- _RAW RECORDS_
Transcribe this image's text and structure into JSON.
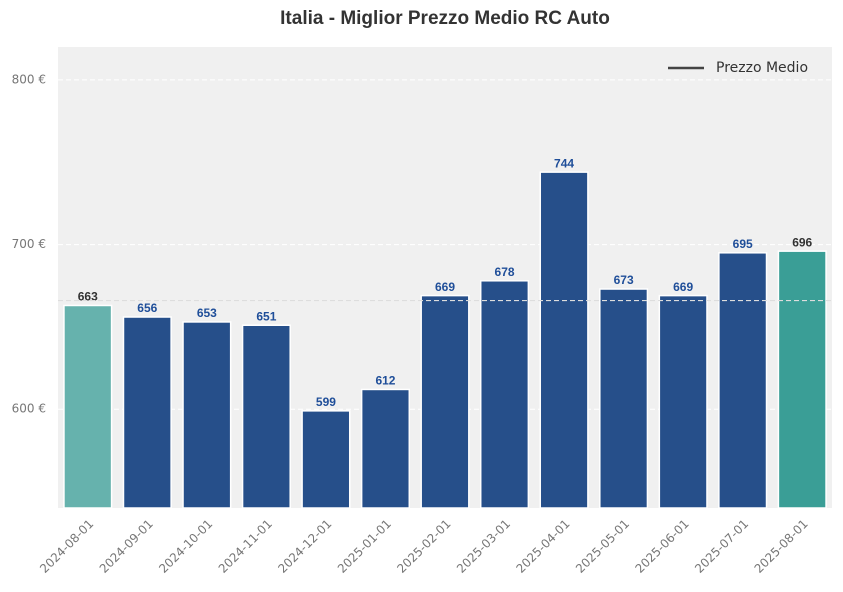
{
  "chart_data": {
    "type": "bar",
    "title": "Italia - Miglior Prezzo Medio RC Auto",
    "categories": [
      "2024-08-01",
      "2024-09-01",
      "2024-10-01",
      "2024-11-01",
      "2024-12-01",
      "2025-01-01",
      "2025-02-01",
      "2025-03-01",
      "2025-04-01",
      "2025-05-01",
      "2025-06-01",
      "2025-07-01",
      "2025-08-01"
    ],
    "values": [
      663,
      656,
      653,
      651,
      599,
      612,
      669,
      678,
      744,
      673,
      669,
      695,
      696
    ],
    "colors": [
      "#66b2ad",
      "#264f8a",
      "#264f8a",
      "#264f8a",
      "#264f8a",
      "#264f8a",
      "#264f8a",
      "#264f8a",
      "#264f8a",
      "#264f8a",
      "#264f8a",
      "#264f8a",
      "#3a9e96"
    ],
    "label_colors": [
      "#333333",
      "#1f4e99",
      "#1f4e99",
      "#1f4e99",
      "#1f4e99",
      "#1f4e99",
      "#1f4e99",
      "#1f4e99",
      "#1f4e99",
      "#1f4e99",
      "#1f4e99",
      "#1f4e99",
      "#333333"
    ],
    "ylim": [
      540,
      820
    ],
    "yticks": [
      {
        "value": 600,
        "label": "600 €"
      },
      {
        "value": 700,
        "label": "700 €"
      },
      {
        "value": 800,
        "label": "800 €"
      }
    ],
    "grid": true,
    "reference_line": {
      "name": "Prezzo Medio",
      "value": 666,
      "color": "#dddddd",
      "legend_color": "#444444"
    },
    "legend": "upper right"
  }
}
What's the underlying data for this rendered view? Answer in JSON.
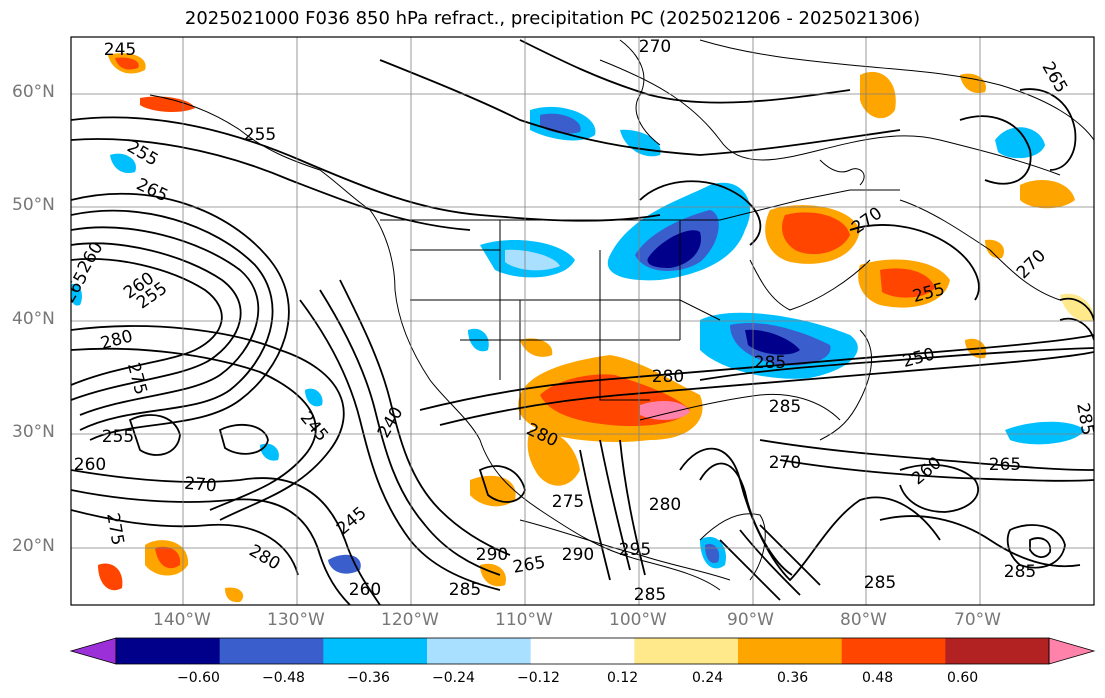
{
  "title": "2025021000 F036 850 hPa refract., precipitation PC (2025021206 - 2025021306)",
  "lat_labels": [
    "60°N",
    "50°N",
    "40°N",
    "30°N",
    "20°N"
  ],
  "lon_labels": [
    "140°W",
    "130°W",
    "120°W",
    "110°W",
    "100°W",
    "90°W",
    "80°W",
    "70°W"
  ],
  "contour_labels": [
    "245",
    "270",
    "265",
    "255",
    "255",
    "265",
    "260",
    "265",
    "260",
    "255",
    "270",
    "280",
    "275",
    "280",
    "240",
    "245",
    "255",
    "260",
    "270",
    "275",
    "245",
    "280",
    "275",
    "285",
    "280",
    "295",
    "270",
    "285",
    "260",
    "265",
    "285",
    "285",
    "250",
    "255",
    "270",
    "265",
    "280",
    "260",
    "290",
    "285",
    "285",
    "290",
    "285"
  ],
  "colorbar": {
    "ticks": [
      "−0.60",
      "−0.48",
      "−0.36",
      "−0.24",
      "−0.12",
      "0.12",
      "0.24",
      "0.36",
      "0.48",
      "0.60"
    ],
    "colors": [
      "#9b30d9",
      "#00008b",
      "#3a5fcd",
      "#00bfff",
      "#a9dfff",
      "#ffffff",
      "#ffe98a",
      "#ffa500",
      "#ff4500",
      "#b22222",
      "#ff82ab"
    ]
  },
  "colors": {
    "contour": "#000000",
    "grid": "#808080",
    "border": "#000000"
  }
}
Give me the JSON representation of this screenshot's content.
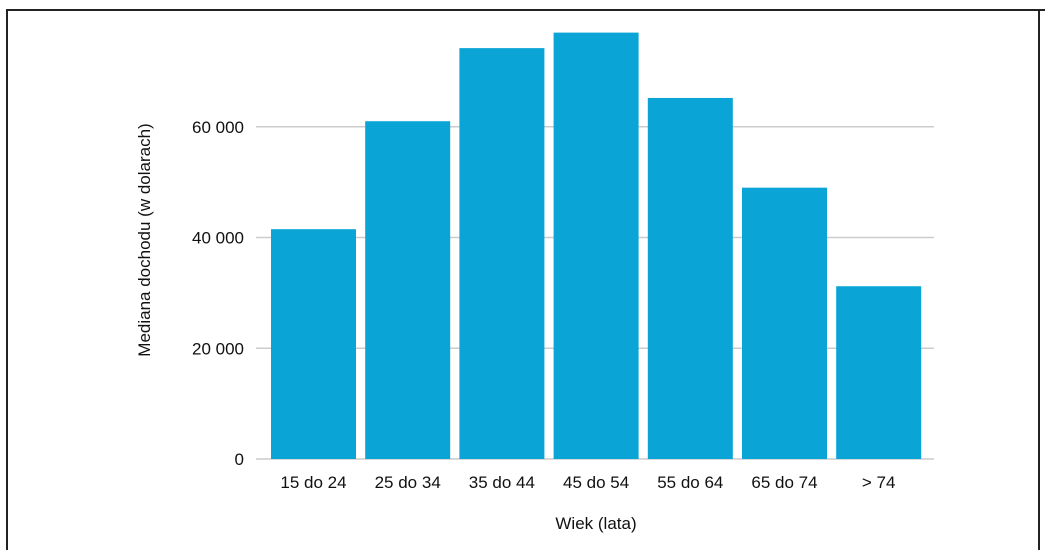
{
  "chart_data": {
    "type": "bar",
    "title": "",
    "xlabel": "Wiek (lata)",
    "ylabel": "Mediana dochodu (w dolarach)",
    "categories": [
      "15 do 24",
      "25 do 34",
      "35 do 44",
      "45 do 54",
      "55 do 64",
      "65 do 74",
      "> 74"
    ],
    "values": [
      41500,
      61000,
      74200,
      77000,
      65200,
      49000,
      31200
    ],
    "ylim": [
      0,
      80000
    ],
    "yticks": [
      0,
      20000,
      40000,
      60000
    ],
    "ytick_labels": [
      "0",
      "20 000",
      "40 000",
      "60 000"
    ],
    "grid": true,
    "bar_color": "#0aa5d6",
    "grid_color": "#cccccc"
  }
}
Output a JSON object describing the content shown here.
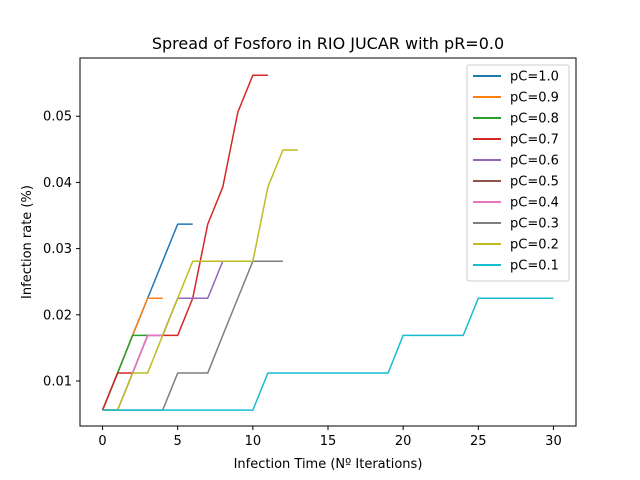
{
  "chart_data": {
    "type": "line",
    "title": "Spread of Fosforo in RIO JUCAR with pR=0.0",
    "xlabel": "Infection Time (Nº Iterations)",
    "ylabel": "Infection rate (%)",
    "xlim": [
      -1.5,
      31.5
    ],
    "ylim": [
      0.0032,
      0.0588
    ],
    "xticks": [
      0,
      5,
      10,
      15,
      20,
      25,
      30
    ],
    "yticks": [
      0.01,
      0.02,
      0.03,
      0.04,
      0.05
    ],
    "ytick_labels": [
      "0.01",
      "0.02",
      "0.03",
      "0.04",
      "0.05"
    ],
    "grid": false,
    "legend_position": "top-right",
    "series": [
      {
        "name": "pC=1.0",
        "color": "#1f77b4",
        "x": [
          0,
          1,
          2,
          3,
          4,
          5,
          6
        ],
        "y": [
          0.0056,
          0.0112,
          0.0169,
          0.0225,
          0.0281,
          0.0337,
          0.0337
        ]
      },
      {
        "name": "pC=0.9",
        "color": "#ff7f0e",
        "x": [
          0,
          1,
          2,
          3,
          4
        ],
        "y": [
          0.0056,
          0.0112,
          0.0169,
          0.0225,
          0.0225
        ]
      },
      {
        "name": "pC=0.8",
        "color": "#2ca02c",
        "x": [
          0,
          1,
          2,
          3
        ],
        "y": [
          0.0056,
          0.0112,
          0.0169,
          0.0169
        ]
      },
      {
        "name": "pC=0.7",
        "color": "#d62728",
        "x": [
          0,
          1,
          2,
          3,
          4,
          5,
          6,
          7,
          8,
          9,
          10,
          11
        ],
        "y": [
          0.0056,
          0.0112,
          0.0112,
          0.0169,
          0.0169,
          0.0169,
          0.0225,
          0.0337,
          0.0393,
          0.0506,
          0.0562,
          0.0562
        ]
      },
      {
        "name": "pC=0.6",
        "color": "#9467bd",
        "x": [
          0,
          1,
          2,
          3,
          4,
          5,
          6,
          7,
          8
        ],
        "y": [
          0.0056,
          0.0056,
          0.0112,
          0.0169,
          0.0169,
          0.0225,
          0.0225,
          0.0225,
          0.0281
        ]
      },
      {
        "name": "pC=0.5",
        "color": "#8c564b",
        "x": [
          0,
          1
        ],
        "y": [
          0.0056,
          0.0056
        ]
      },
      {
        "name": "pC=0.4",
        "color": "#e377c2",
        "x": [
          0,
          1,
          2,
          3,
          4,
          5
        ],
        "y": [
          0.0056,
          0.0056,
          0.0112,
          0.0169,
          0.0169,
          0.0225
        ]
      },
      {
        "name": "pC=0.3",
        "color": "#7f7f7f",
        "x": [
          0,
          1,
          2,
          3,
          4,
          5,
          6,
          7,
          8,
          9,
          10,
          11,
          12
        ],
        "y": [
          0.0056,
          0.0056,
          0.0056,
          0.0056,
          0.0056,
          0.0112,
          0.0112,
          0.0112,
          0.0169,
          0.0225,
          0.0281,
          0.0281,
          0.0281
        ]
      },
      {
        "name": "pC=0.2",
        "color": "#bcbd22",
        "x": [
          0,
          1,
          2,
          3,
          4,
          5,
          6,
          7,
          8,
          9,
          10,
          11,
          12,
          13
        ],
        "y": [
          0.0056,
          0.0056,
          0.0112,
          0.0112,
          0.0169,
          0.0225,
          0.0281,
          0.0281,
          0.0281,
          0.0281,
          0.0281,
          0.0393,
          0.0449,
          0.0449
        ]
      },
      {
        "name": "pC=0.1",
        "color": "#17becf",
        "x": [
          0,
          1,
          2,
          3,
          4,
          5,
          6,
          7,
          8,
          9,
          10,
          11,
          12,
          13,
          14,
          15,
          16,
          17,
          18,
          19,
          20,
          21,
          22,
          23,
          24,
          25,
          26,
          27,
          28,
          29,
          30
        ],
        "y": [
          0.0056,
          0.0056,
          0.0056,
          0.0056,
          0.0056,
          0.0056,
          0.0056,
          0.0056,
          0.0056,
          0.0056,
          0.0056,
          0.0112,
          0.0112,
          0.0112,
          0.0112,
          0.0112,
          0.0112,
          0.0112,
          0.0112,
          0.0112,
          0.0169,
          0.0169,
          0.0169,
          0.0169,
          0.0169,
          0.0225,
          0.0225,
          0.0225,
          0.0225,
          0.0225,
          0.0225
        ]
      }
    ]
  }
}
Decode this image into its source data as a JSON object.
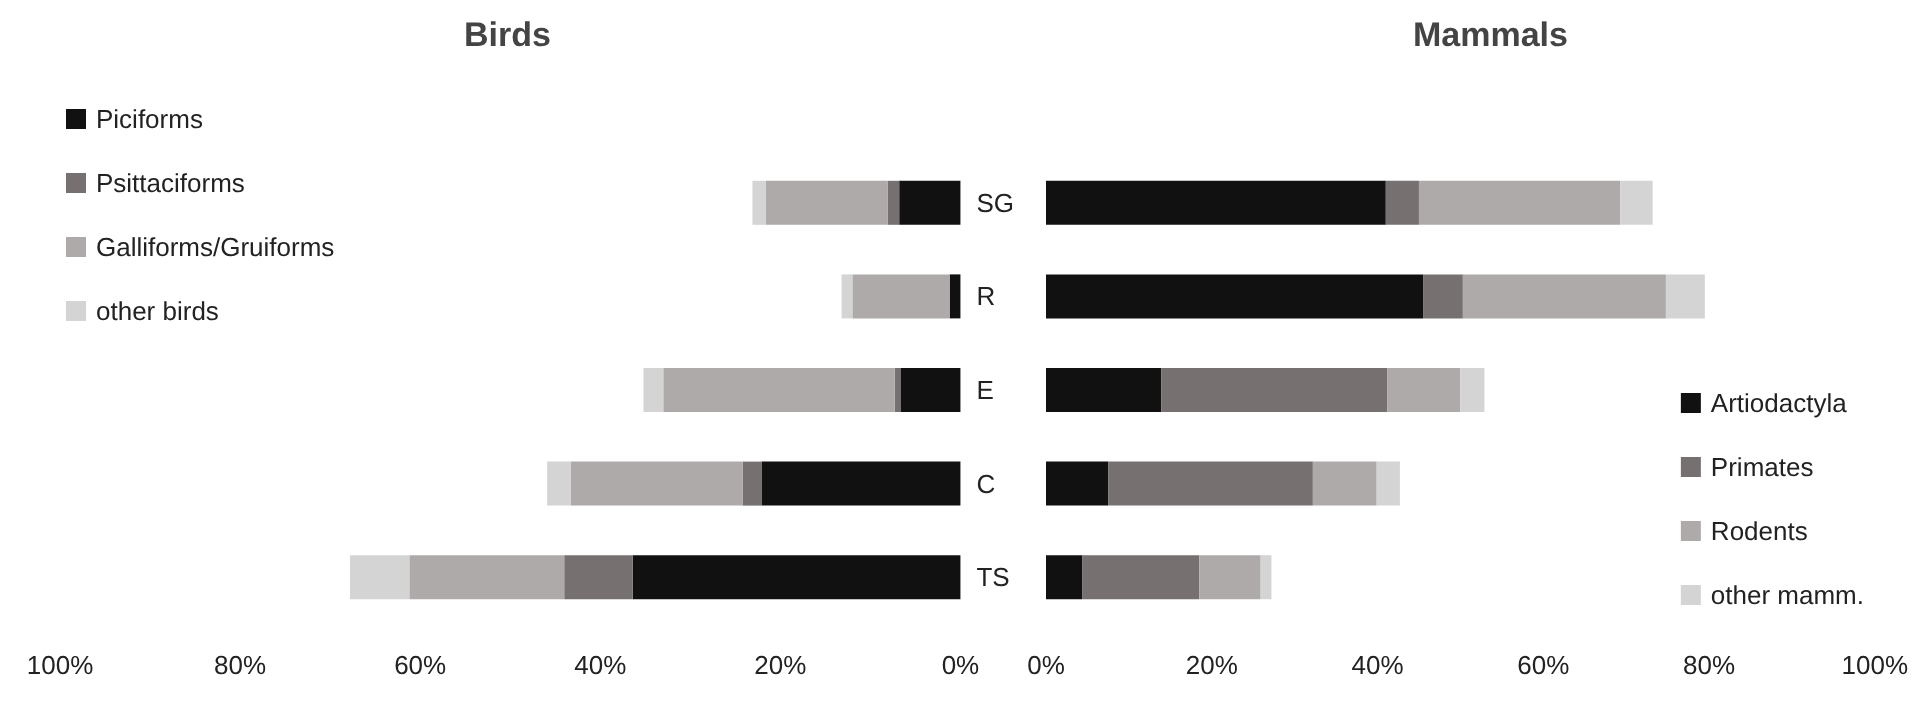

- _REQUIREMENT_
Leave out every line without the string "Prezzo" and copy the rest.

- _THE OUTPUT_
    "title": "Italia - Miglior Prezzo Medio RC Auto",
      "name": "Prezzo Medio",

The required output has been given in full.